[Lines of data]
_ _ _

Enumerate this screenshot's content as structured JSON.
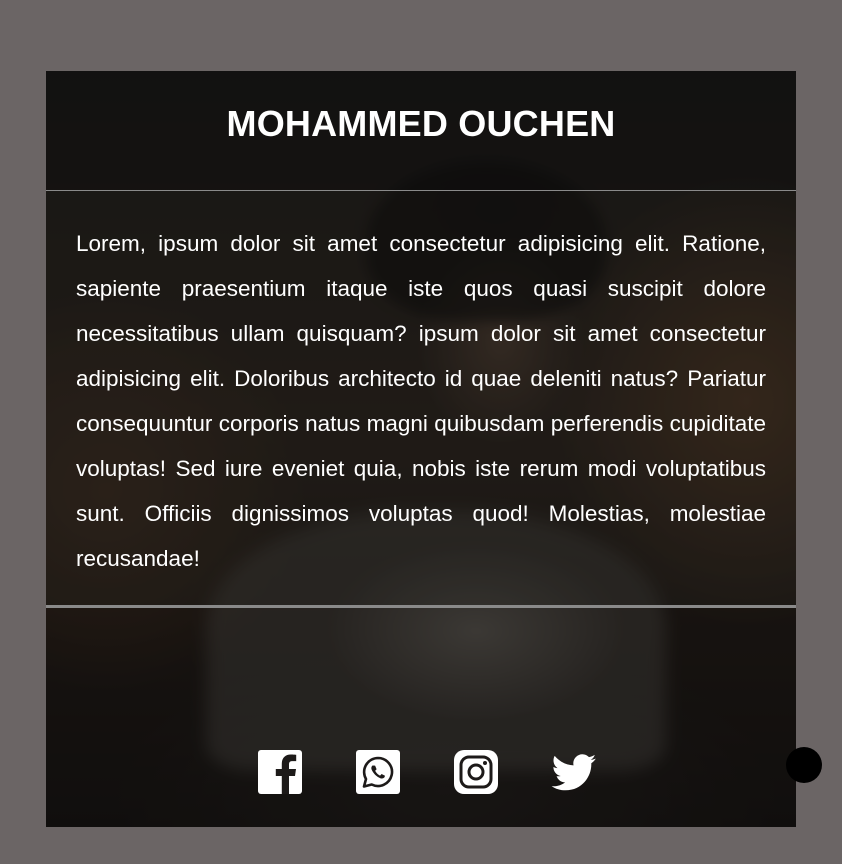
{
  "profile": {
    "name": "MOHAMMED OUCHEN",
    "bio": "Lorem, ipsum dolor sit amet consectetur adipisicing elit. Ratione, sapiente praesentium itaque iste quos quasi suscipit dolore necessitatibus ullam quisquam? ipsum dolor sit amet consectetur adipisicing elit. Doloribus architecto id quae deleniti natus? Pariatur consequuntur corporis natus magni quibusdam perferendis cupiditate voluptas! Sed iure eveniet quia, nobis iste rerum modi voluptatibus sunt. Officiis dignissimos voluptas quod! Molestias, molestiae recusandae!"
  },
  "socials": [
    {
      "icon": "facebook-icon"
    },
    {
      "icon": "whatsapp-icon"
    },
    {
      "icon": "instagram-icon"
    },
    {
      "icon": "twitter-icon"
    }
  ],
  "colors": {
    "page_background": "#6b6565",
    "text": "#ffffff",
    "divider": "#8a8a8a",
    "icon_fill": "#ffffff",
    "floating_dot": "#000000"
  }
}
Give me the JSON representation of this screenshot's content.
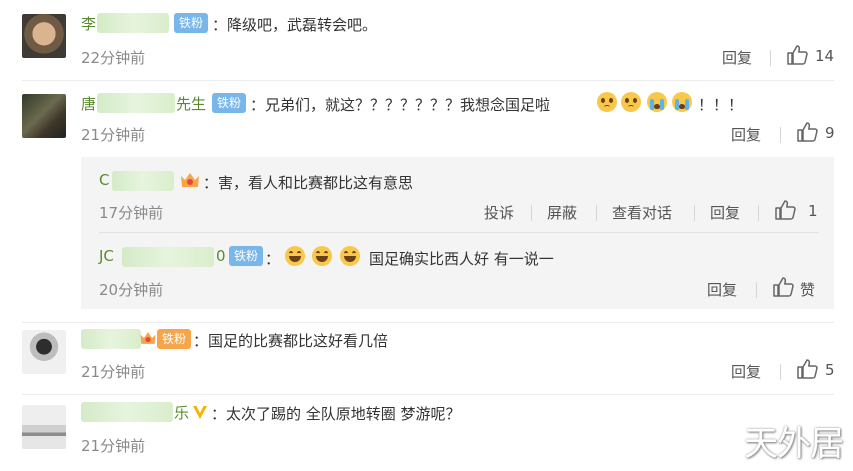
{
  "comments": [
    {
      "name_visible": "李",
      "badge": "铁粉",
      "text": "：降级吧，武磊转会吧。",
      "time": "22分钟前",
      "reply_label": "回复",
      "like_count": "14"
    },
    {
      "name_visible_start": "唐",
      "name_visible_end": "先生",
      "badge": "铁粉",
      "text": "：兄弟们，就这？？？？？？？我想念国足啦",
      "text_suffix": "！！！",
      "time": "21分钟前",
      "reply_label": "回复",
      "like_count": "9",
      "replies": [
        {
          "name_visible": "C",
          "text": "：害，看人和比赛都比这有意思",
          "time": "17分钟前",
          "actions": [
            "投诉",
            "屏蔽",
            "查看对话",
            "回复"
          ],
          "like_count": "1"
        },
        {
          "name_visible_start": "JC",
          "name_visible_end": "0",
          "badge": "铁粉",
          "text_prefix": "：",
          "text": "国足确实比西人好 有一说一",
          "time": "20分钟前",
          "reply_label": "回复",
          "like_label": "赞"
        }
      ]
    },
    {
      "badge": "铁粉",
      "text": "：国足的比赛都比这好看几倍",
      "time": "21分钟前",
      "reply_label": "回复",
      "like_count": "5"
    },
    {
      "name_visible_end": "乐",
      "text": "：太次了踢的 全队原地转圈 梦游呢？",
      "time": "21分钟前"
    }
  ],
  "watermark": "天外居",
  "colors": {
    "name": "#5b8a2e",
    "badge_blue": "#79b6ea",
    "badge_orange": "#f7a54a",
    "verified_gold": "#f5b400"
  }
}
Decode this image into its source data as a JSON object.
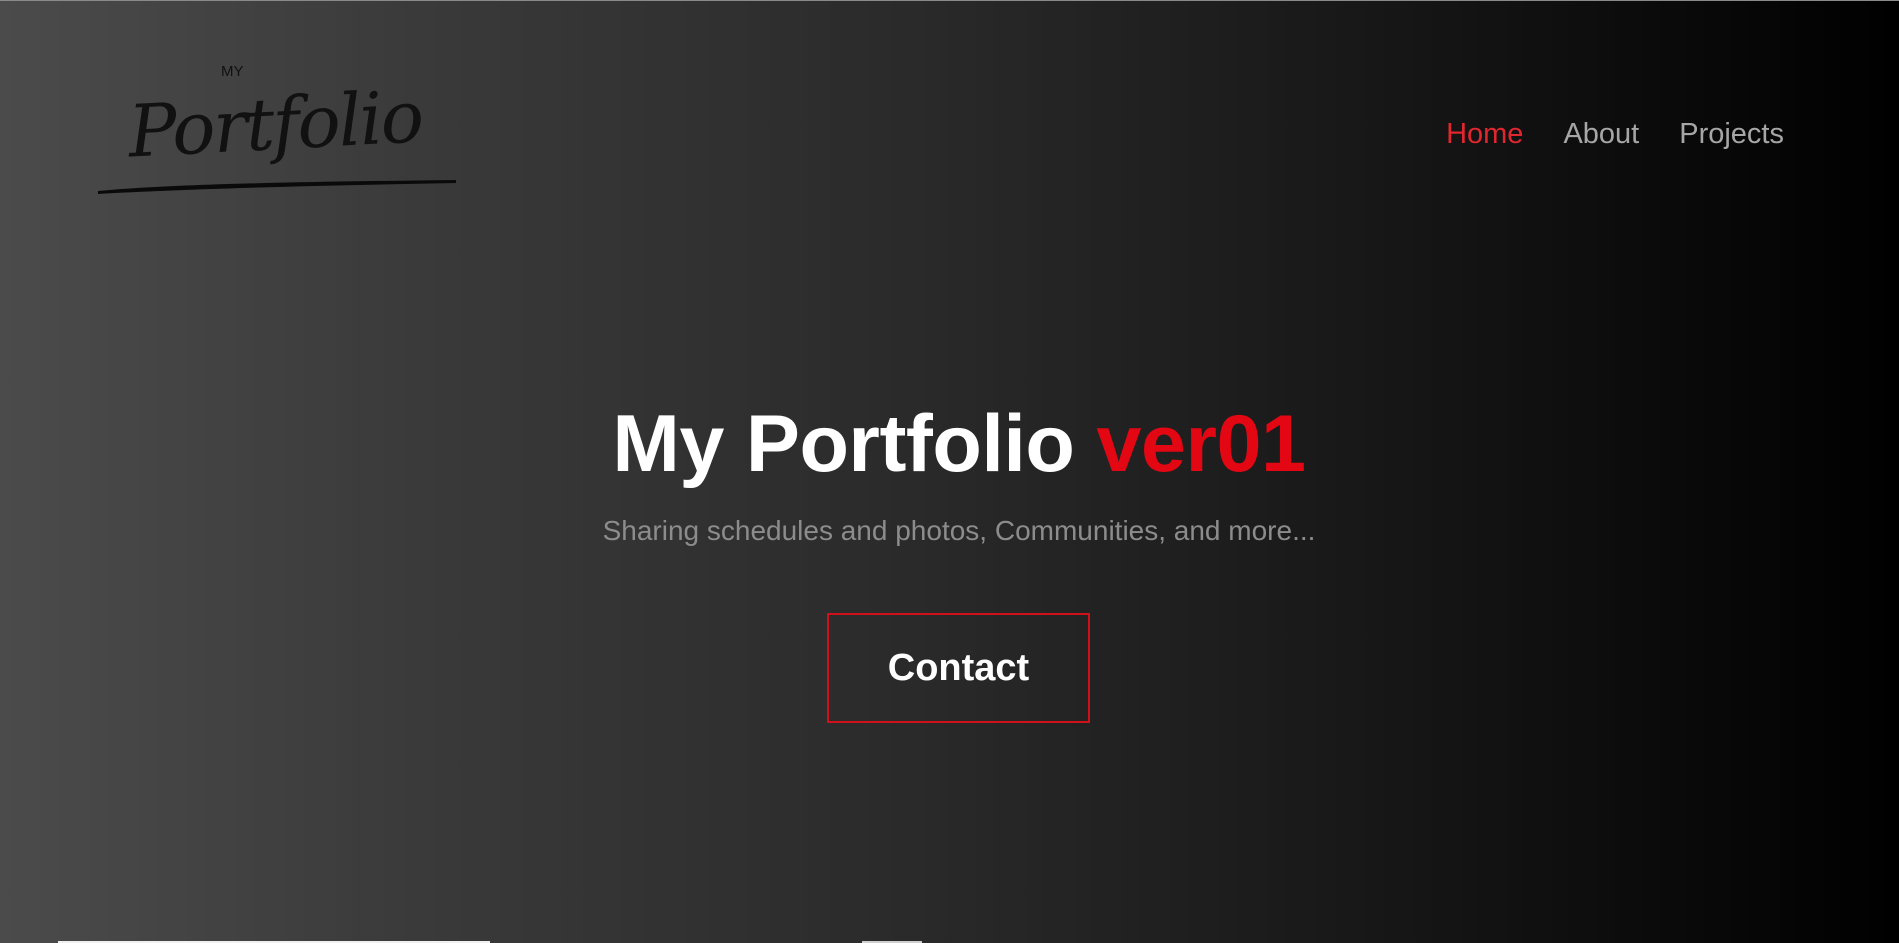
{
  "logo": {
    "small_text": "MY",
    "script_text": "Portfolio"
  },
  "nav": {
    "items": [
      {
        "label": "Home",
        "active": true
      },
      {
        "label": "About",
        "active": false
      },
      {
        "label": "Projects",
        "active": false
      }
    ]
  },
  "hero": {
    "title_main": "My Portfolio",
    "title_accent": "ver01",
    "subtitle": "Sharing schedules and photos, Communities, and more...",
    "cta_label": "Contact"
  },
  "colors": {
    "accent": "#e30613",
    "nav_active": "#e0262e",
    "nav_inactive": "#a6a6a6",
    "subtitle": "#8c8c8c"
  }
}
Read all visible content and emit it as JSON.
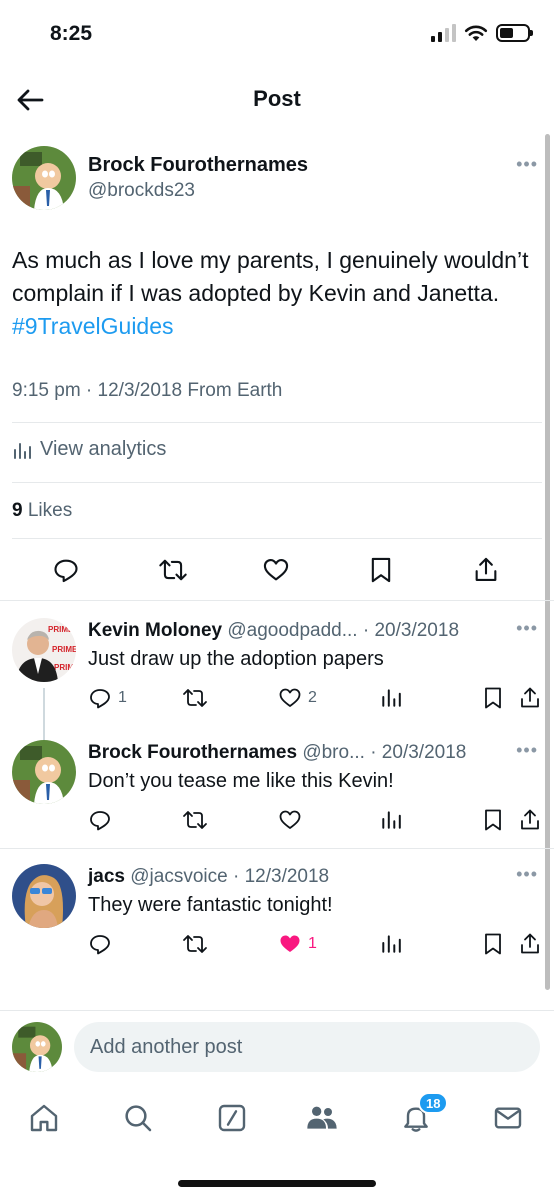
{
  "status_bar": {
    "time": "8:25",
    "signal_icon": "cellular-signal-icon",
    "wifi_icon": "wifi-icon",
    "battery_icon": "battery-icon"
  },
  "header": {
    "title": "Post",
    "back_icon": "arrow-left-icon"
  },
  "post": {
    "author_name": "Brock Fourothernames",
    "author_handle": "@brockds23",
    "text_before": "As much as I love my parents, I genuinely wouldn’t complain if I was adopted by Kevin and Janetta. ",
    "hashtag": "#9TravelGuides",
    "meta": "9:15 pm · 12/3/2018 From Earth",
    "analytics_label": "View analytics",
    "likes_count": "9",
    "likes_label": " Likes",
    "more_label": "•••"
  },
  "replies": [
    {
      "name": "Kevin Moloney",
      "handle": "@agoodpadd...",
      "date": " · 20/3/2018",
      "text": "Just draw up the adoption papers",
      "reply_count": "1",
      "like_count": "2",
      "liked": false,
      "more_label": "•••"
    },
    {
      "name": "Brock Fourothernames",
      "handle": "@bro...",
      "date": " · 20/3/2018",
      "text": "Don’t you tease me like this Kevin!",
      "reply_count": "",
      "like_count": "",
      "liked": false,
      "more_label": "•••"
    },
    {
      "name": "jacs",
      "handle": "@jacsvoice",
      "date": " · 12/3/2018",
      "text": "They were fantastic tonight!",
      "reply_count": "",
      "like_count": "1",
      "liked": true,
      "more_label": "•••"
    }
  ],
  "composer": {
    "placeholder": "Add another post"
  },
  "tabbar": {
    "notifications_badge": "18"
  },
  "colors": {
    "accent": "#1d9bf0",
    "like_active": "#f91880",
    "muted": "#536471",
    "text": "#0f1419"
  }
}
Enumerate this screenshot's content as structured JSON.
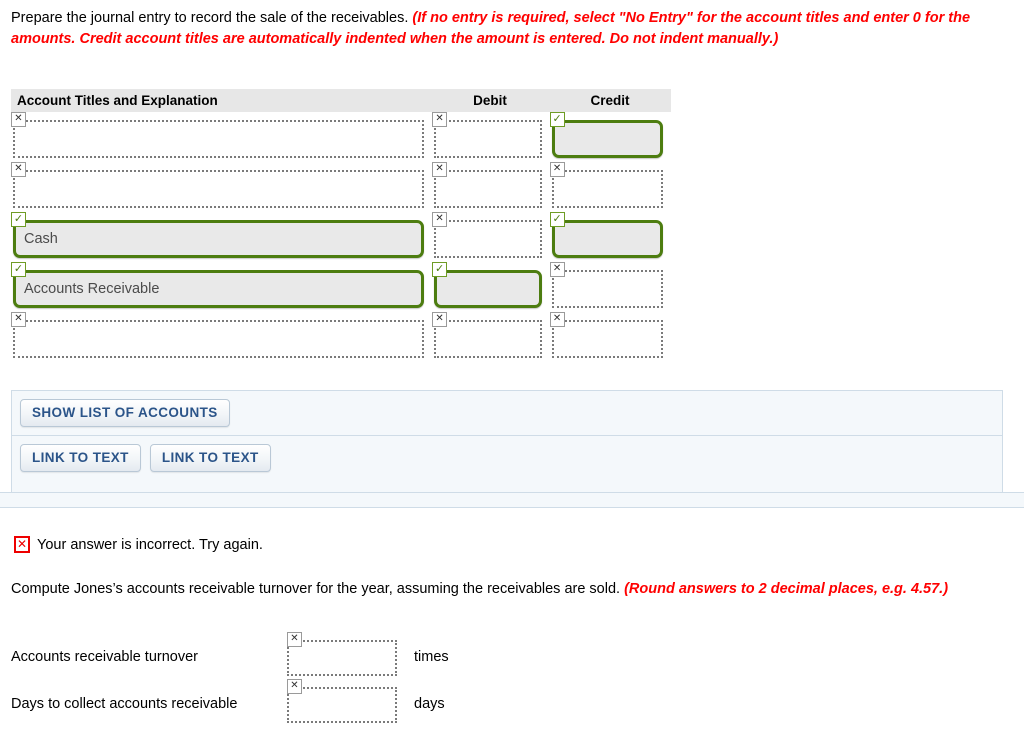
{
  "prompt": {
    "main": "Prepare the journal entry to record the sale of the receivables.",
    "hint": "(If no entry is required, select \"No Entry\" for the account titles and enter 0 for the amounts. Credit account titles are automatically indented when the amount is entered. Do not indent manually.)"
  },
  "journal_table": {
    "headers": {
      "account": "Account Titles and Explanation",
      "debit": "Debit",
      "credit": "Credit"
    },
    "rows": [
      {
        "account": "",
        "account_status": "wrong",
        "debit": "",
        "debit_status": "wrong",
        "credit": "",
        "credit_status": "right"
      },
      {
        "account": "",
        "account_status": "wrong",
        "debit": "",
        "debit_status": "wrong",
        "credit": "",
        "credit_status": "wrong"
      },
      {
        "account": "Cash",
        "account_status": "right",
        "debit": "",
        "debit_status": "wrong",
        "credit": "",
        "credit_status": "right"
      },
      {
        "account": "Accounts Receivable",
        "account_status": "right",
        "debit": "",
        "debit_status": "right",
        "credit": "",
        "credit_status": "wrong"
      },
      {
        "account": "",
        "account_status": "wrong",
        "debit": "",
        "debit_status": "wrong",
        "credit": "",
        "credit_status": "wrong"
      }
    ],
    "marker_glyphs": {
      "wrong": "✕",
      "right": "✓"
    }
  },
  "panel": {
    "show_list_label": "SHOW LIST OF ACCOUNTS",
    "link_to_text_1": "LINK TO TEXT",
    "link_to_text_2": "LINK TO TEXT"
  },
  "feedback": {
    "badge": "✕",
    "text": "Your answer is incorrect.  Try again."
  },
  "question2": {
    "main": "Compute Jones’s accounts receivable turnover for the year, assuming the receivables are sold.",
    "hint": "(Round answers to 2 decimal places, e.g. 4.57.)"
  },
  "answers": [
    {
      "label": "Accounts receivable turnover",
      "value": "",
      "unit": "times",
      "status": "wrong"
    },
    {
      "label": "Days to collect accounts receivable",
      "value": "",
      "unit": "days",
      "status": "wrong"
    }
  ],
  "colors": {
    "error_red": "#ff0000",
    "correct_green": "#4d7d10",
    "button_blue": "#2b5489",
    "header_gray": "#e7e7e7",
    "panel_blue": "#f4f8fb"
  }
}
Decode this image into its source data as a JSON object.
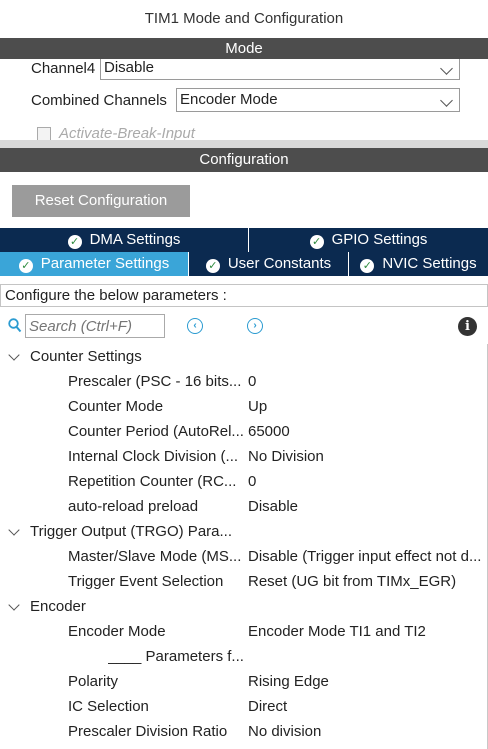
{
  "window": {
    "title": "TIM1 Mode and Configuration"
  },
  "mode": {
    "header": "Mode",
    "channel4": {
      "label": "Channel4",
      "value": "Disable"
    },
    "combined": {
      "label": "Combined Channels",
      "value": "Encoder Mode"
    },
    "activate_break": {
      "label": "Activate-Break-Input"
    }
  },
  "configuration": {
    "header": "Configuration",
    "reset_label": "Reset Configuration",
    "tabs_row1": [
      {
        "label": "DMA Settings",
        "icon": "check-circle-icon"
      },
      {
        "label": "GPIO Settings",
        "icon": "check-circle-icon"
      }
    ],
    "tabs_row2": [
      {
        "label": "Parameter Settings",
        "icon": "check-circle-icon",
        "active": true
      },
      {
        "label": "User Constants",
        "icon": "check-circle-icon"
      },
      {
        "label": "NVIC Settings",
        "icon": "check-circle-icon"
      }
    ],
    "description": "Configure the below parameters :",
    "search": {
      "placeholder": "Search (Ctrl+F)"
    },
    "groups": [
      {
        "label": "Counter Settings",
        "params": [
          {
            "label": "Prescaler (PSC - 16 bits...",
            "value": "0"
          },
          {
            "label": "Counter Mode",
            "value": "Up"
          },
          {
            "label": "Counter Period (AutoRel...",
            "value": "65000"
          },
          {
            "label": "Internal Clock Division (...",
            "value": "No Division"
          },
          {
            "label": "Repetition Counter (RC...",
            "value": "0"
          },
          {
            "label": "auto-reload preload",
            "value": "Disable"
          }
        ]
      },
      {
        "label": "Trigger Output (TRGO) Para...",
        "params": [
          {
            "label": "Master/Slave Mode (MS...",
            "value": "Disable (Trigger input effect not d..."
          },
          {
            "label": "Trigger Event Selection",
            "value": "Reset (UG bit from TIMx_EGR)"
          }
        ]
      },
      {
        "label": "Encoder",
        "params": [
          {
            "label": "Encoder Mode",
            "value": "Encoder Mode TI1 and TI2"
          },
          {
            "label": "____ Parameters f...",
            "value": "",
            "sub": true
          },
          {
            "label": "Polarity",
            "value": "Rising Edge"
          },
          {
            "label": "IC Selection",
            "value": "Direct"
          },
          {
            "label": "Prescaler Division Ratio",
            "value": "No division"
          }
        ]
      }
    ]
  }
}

_ _ _

- [GIVEN TASK] Above are several records. Count the lines among them that contain "answers" and give only the total.

- [EXERCISE SOLUTION] 2